- **STATED GOAL**:
Search the records that follow and extract every line containing the string "this".

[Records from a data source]
+++

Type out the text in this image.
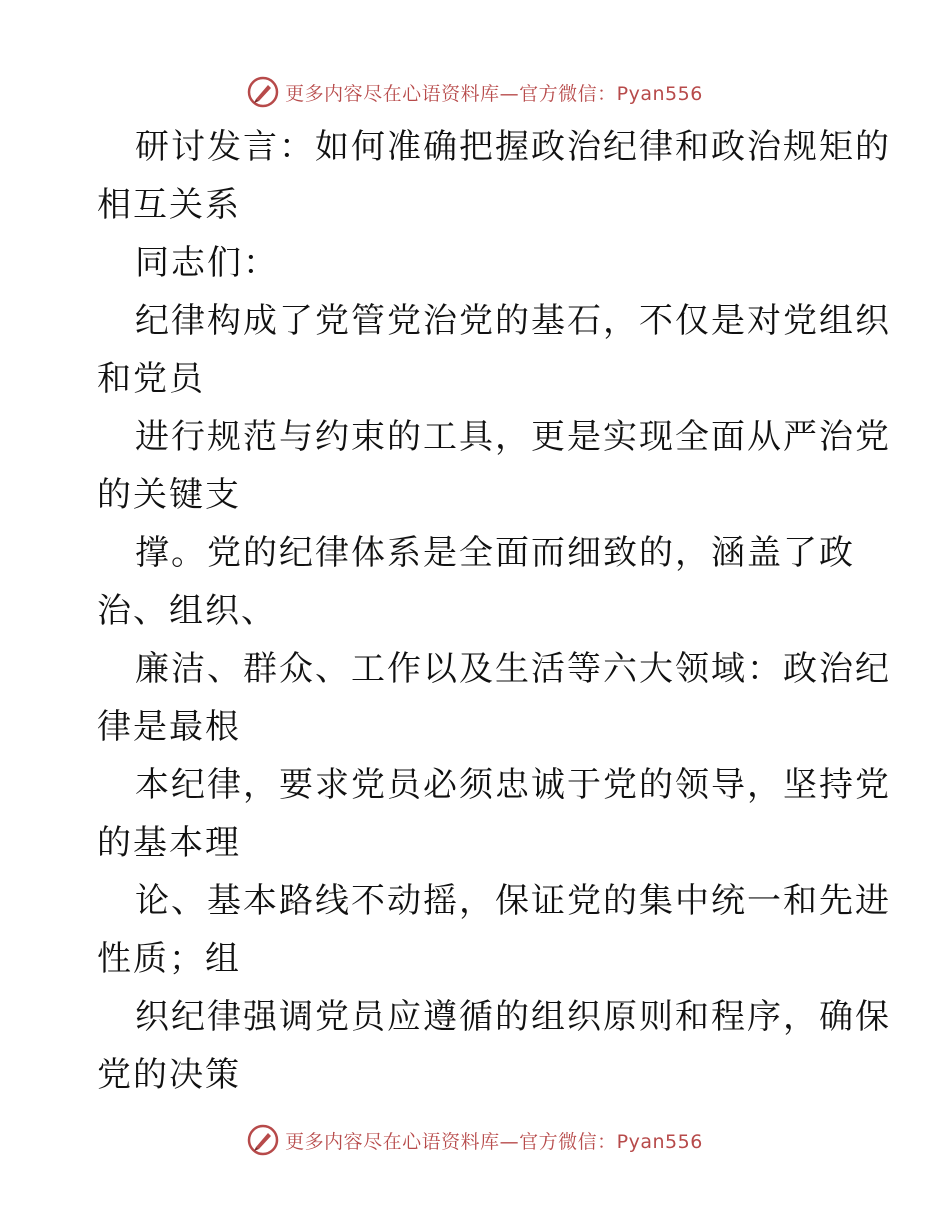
更多内容尽在心语资料库—官方微信：Pyan556
研讨发言：如何准确把握政治纪律和政治规矩的
相互关系
同志们：
纪律构成了党管党治党的基石，不仅是对党组织
和党员
进行规范与约束的工具，更是实现全面从严治党
的关键支
撑。党的纪律体系是全面而细致的，涵盖了政
治、组织、
廉洁、群众、工作以及生活等六大领域：政治纪
律是最根
本纪律，要求党员必须忠诚于党的领导，坚持党
的基本理
论、基本路线不动摇，保证党的集中统一和先进
性质；组
织纪律强调党员应遵循的组织原则和程序，确保
党的决策
更多内容尽在心语资料库—官方微信：Pyan556
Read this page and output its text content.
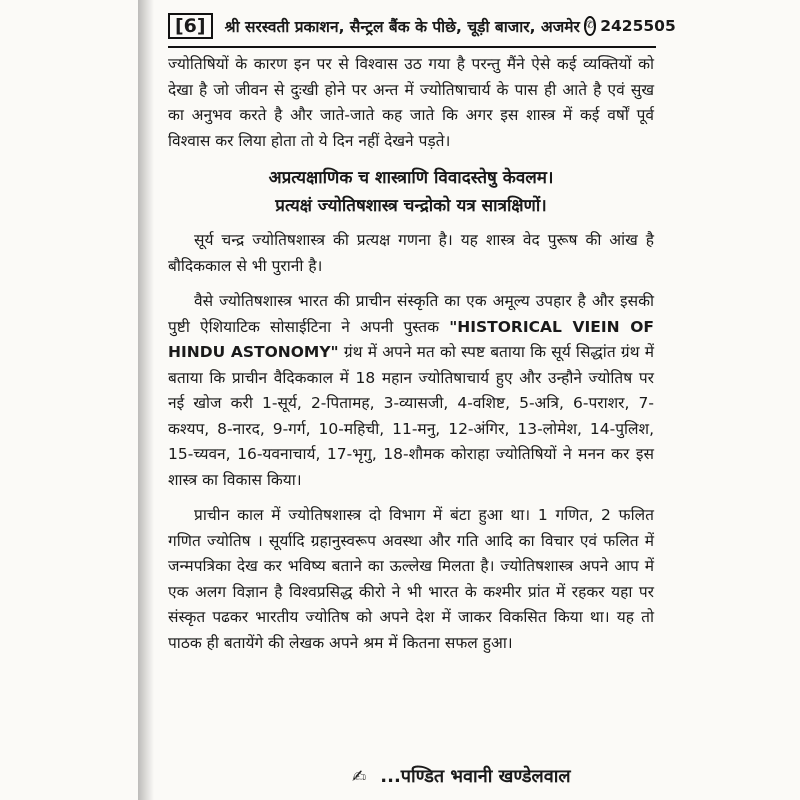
[6]	श्री सरस्वती प्रकाशन, सैन्ट्रल बैंक के पीछे, चूड़ी बाजार, अजमेर ✆ 2425505

ज्योतिषियों के कारण इन पर से विश्वास उठ गया है परन्तु मैंने ऐसे कई व्यक्तियों को देखा है जो जीवन से दुःखी होने पर अन्त में ज्योतिषाचार्य के पास ही आते है एवं सुख का अनुभव करते है और जाते-जाते कह जाते कि अगर इस शास्त्र में कई वर्षों पूर्व विश्वास कर लिया होता तो ये दिन नहीं देखने पड़ते।

अप्रत्यक्षाणिक च शास्त्राणि विवादस्तेषु केवलम।
प्रत्यक्षं ज्योतिषशास्त्र चन्द्रोको यत्र सात्रक्षिणों।

सूर्य चन्द्र ज्योतिषशास्त्र की प्रत्यक्ष गणना है। यह शास्त्र वेद पुरूष की आंख है बौदिककाल से भी पुरानी है।

वैसे ज्योतिषशास्त्र भारत की प्राचीन संस्कृति का एक अमूल्य उपहार है और इसकी पुष्टी ऐशियाटिक सोसाईटिना ने अपनी पुस्तक "HISTORICAL VIEIN OF HINDU ASTONOMY" ग्रंथ में अपने मत को स्पष्ट बताया कि सूर्य सिद्धांत ग्रंथ में बताया कि प्राचीन वैदिककाल में 18 महान ज्योतिषाचार्य हुए और उन्हौने ज्योतिष पर नई खोज करी 1-सूर्य, 2-पितामह, 3-व्यासजी, 4-वशिष्ट, 5-अत्रि, 6-पराशर, 7-कश्यप, 8-नारद, 9-गर्ग, 10-महिची, 11-मनु, 12-अंगिर, 13-लोमेश, 14-पुलिश, 15-च्यवन, 16-यवनाचार्य, 17-भृगु, 18-शौमक कोराहा ज्योतिषियों ने मनन कर इस शास्त्र का विकास किया।

प्राचीन काल में ज्योतिषशास्त्र दो विभाग में बंटा हुआ था। 1 गणित, 2 फलित गणित ज्योतिष । सूर्यादि ग्रहानुस्वरूप अवस्था और गति आदि का विचार एवं फलित में जन्मपत्रिका देख कर भविष्य बताने का ऊल्लेख मिलता है। ज्योतिषशास्त्र अपने आप में एक अलग विज्ञान है विश्वप्रसिद्ध कीरो ने भी भारत के कश्मीर प्रांत में रहकर यहा पर संस्कृत पढकर भारतीय ज्योतिष को अपने देश में जाकर विकसित किया था। यह तो पाठक ही बतायेंगे की लेखक अपने श्रम में कितना सफल हुआ।

✍ ...पण्डित भवानी खण्डेलवाल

+++

- **RESULT BELOW**:
Type out the text in this image.
Read this page and output its text content.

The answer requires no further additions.